§ **Listing**:
........
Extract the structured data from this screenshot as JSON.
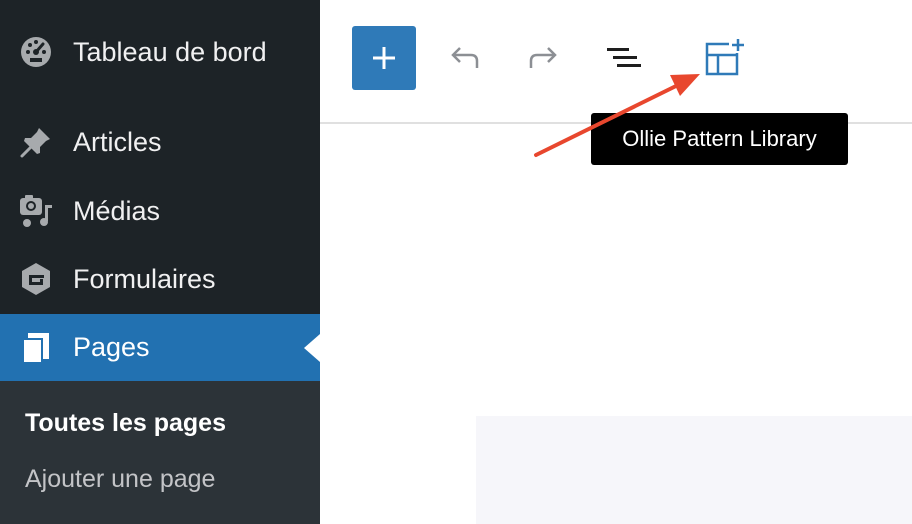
{
  "sidebar": {
    "items": [
      {
        "label": "Tableau de bord",
        "icon": "dashboard-icon"
      },
      {
        "label": "Articles",
        "icon": "pin-icon"
      },
      {
        "label": "Médias",
        "icon": "media-icon"
      },
      {
        "label": "Formulaires",
        "icon": "forms-icon"
      },
      {
        "label": "Pages",
        "icon": "pages-icon",
        "active": true
      }
    ],
    "submenu": [
      {
        "label": "Toutes les pages",
        "current": true
      },
      {
        "label": "Ajouter une page"
      }
    ]
  },
  "toolbar": {
    "buttons": [
      "add-block-icon",
      "undo-icon",
      "redo-icon",
      "list-view-icon",
      "pattern-library-icon"
    ],
    "tooltip": "Ollie Pattern Library"
  },
  "colors": {
    "sidebar_bg": "#1d2327",
    "active_bg": "#2271b1",
    "add_button": "#2f7ab8",
    "pattern_icon": "#2f7ab8",
    "annotation_arrow": "#e8472e"
  }
}
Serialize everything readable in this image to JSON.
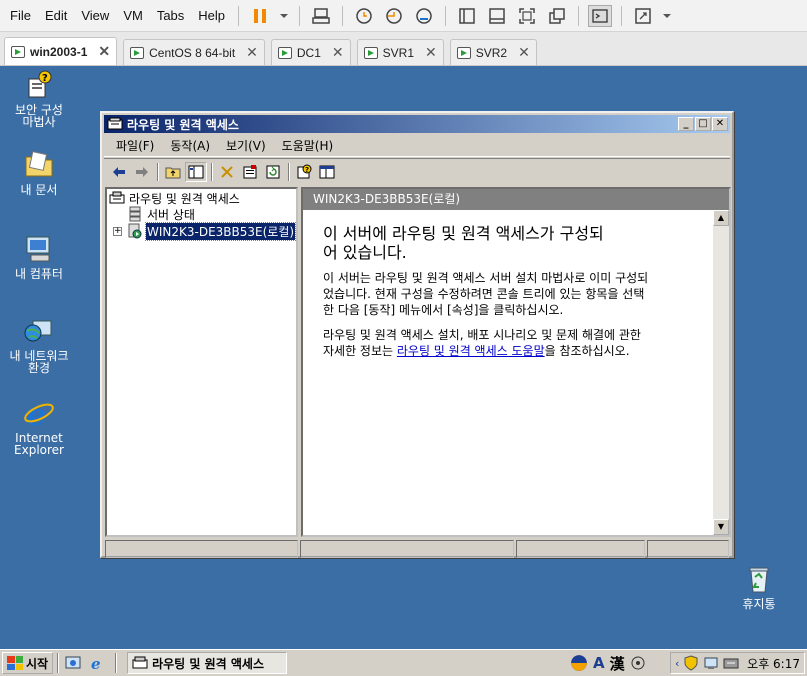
{
  "host": {
    "menu": [
      "File",
      "Edit",
      "View",
      "VM",
      "Tabs",
      "Help"
    ],
    "tabs": [
      {
        "label": "win2003-1",
        "active": true
      },
      {
        "label": "CentOS 8 64-bit",
        "active": false
      },
      {
        "label": "DC1",
        "active": false
      },
      {
        "label": "SVR1",
        "active": false
      },
      {
        "label": "SVR2",
        "active": false
      }
    ]
  },
  "desktop": {
    "icons": {
      "security_wizard": "보안 구성 마법사",
      "my_docs": "내 문서",
      "my_computer": "내 컴퓨터",
      "network": "내 네트워크 환경",
      "ie": "Internet Explorer",
      "recycle": "휴지통"
    }
  },
  "window": {
    "title": "라우팅 및 원격 액세스",
    "menu": [
      "파일(F)",
      "동작(A)",
      "보기(V)",
      "도움말(H)"
    ],
    "tree": {
      "root": "라우팅 및 원격 액세스",
      "server_status": "서버 상태",
      "server": "WIN2K3-DE3BB53E(로컬)"
    },
    "content": {
      "header": "WIN2K3-DE3BB53E(로컬)",
      "heading_line1": "이 서버에 라우팅 및 원격 액세스가 구성되",
      "heading_line2": "어 있습니다.",
      "p1_l1": "이 서버는 라우팅 및 원격 액세스 서버 설치 마법사로 이미 구성되",
      "p1_l2": "었습니다. 현재 구성을 수정하려면 콘솔 트리에 있는 항목을 선택",
      "p1_l3": "한 다음 [동작] 메뉴에서 [속성]을 클릭하십시오.",
      "p2_l1": "라우팅 및 원격 액세스 설치, 배포 시나리오 및 문제 해결에 관한",
      "p2_prefix": "자세한 정보는 ",
      "p2_link": "라우팅 및 원격 액세스 도움말",
      "p2_suffix": "을 참조하십시오."
    }
  },
  "taskbar": {
    "start": "시작",
    "task": "라우팅 및 원격 액세스",
    "lang_a": "A",
    "lang_han": "漢",
    "clock": "오후 6:17"
  }
}
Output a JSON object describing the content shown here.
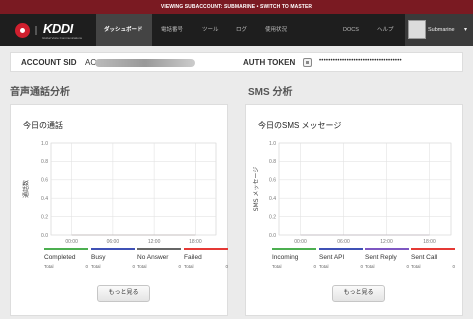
........
Reproduce each line of the records exactly, and omit every picture.

Extract the structured data from this screenshot as JSON.
{
  "sidebar": {
    "items": [
      {
        "label": "Tableau de bord",
        "icon": "dashboard-icon"
      },
      {
        "label": "Articles",
        "icon": "pin-icon"
      },
      {
        "label": "Médias",
        "icon": "media-icon"
      },
      {
        "label": "Formulaires",
        "icon": "forms-icon"
      },
      {
        "label": "Pages",
        "icon": "pages-icon",
        "active": true
      }
    ],
    "submenu": [
      {
        "label": "Toutes les pages",
        "current": true
      },
      {
        "label": "Ajouter une page"
      }
    ]
  },
  "toolbar": {
    "buttons": [
      "add-block-icon",
      "undo-icon",
      "redo-icon",
      "list-view-icon",
      "pattern-library-icon"
    ],
    "tooltip": "Ollie Pattern Library"
  },
  "colors": {
    "sidebar_bg": "#1d2327",
    "active_bg": "#2271b1",
    "add_button": "#2f7ab8",
    "pattern_icon": "#2f7ab8",
    "annotation_arrow": "#e8472e"
  }
}
Serialize everything readable in this image to JSON.
{
  "host": {
    "menu": [
      "File",
      "Edit",
      "View",
      "VM",
      "Tabs",
      "Help"
    ],
    "tabs": [
      {
        "label": "win2003-1",
        "active": true
      },
      {
        "label": "CentOS 8 64-bit",
        "active": false
      },
      {
        "label": "DC1",
        "active": false
      },
      {
        "label": "SVR1",
        "active": false
      },
      {
        "label": "SVR2",
        "active": false
      }
    ]
  },
  "desktop": {
    "icons": {
      "security_wizard": "보안 구성 마법사",
      "my_docs": "내 문서",
      "my_computer": "내 컴퓨터",
      "network": "내 네트워크 환경",
      "ie": "Internet Explorer",
      "recycle": "휴지통"
    }
  },
  "window": {
    "title": "라우팅 및 원격 액세스",
    "menu": [
      "파일(F)",
      "동작(A)",
      "보기(V)",
      "도움말(H)"
    ],
    "tree": {
      "root": "라우팅 및 원격 액세스",
      "server_status": "서버 상태",
      "server": "WIN2K3-DE3BB53E(로컬)"
    },
    "content": {
      "header": "WIN2K3-DE3BB53E(로컬)",
      "heading_line1": "이 서버에 라우팅 및 원격 액세스가 구성되",
      "heading_line2": "어 있습니다.",
      "p1_l1": "이 서버는 라우팅 및 원격 액세스 서버 설치 마법사로 이미 구성되",
      "p1_l2": "었습니다. 현재 구성을 수정하려면 콘솔 트리에 있는 항목을 선택",
      "p1_l3": "한 다음 [동작] 메뉴에서 [속성]을 클릭하십시오.",
      "p2_l1": "라우팅 및 원격 액세스 설치, 배포 시나리오 및 문제 해결에 관한",
      "p2_prefix": "자세한 정보는 ",
      "p2_link": "라우팅 및 원격 액세스 도움말",
      "p2_suffix": "을 참조하십시오."
    }
  },
  "taskbar": {
    "start": "시작",
    "task": "라우팅 및 원격 액세스",
    "lang_a": "A",
    "lang_han": "漢",
    "clock": "오후 6:17"
  }
}
Output a JSON object describing the content shown here.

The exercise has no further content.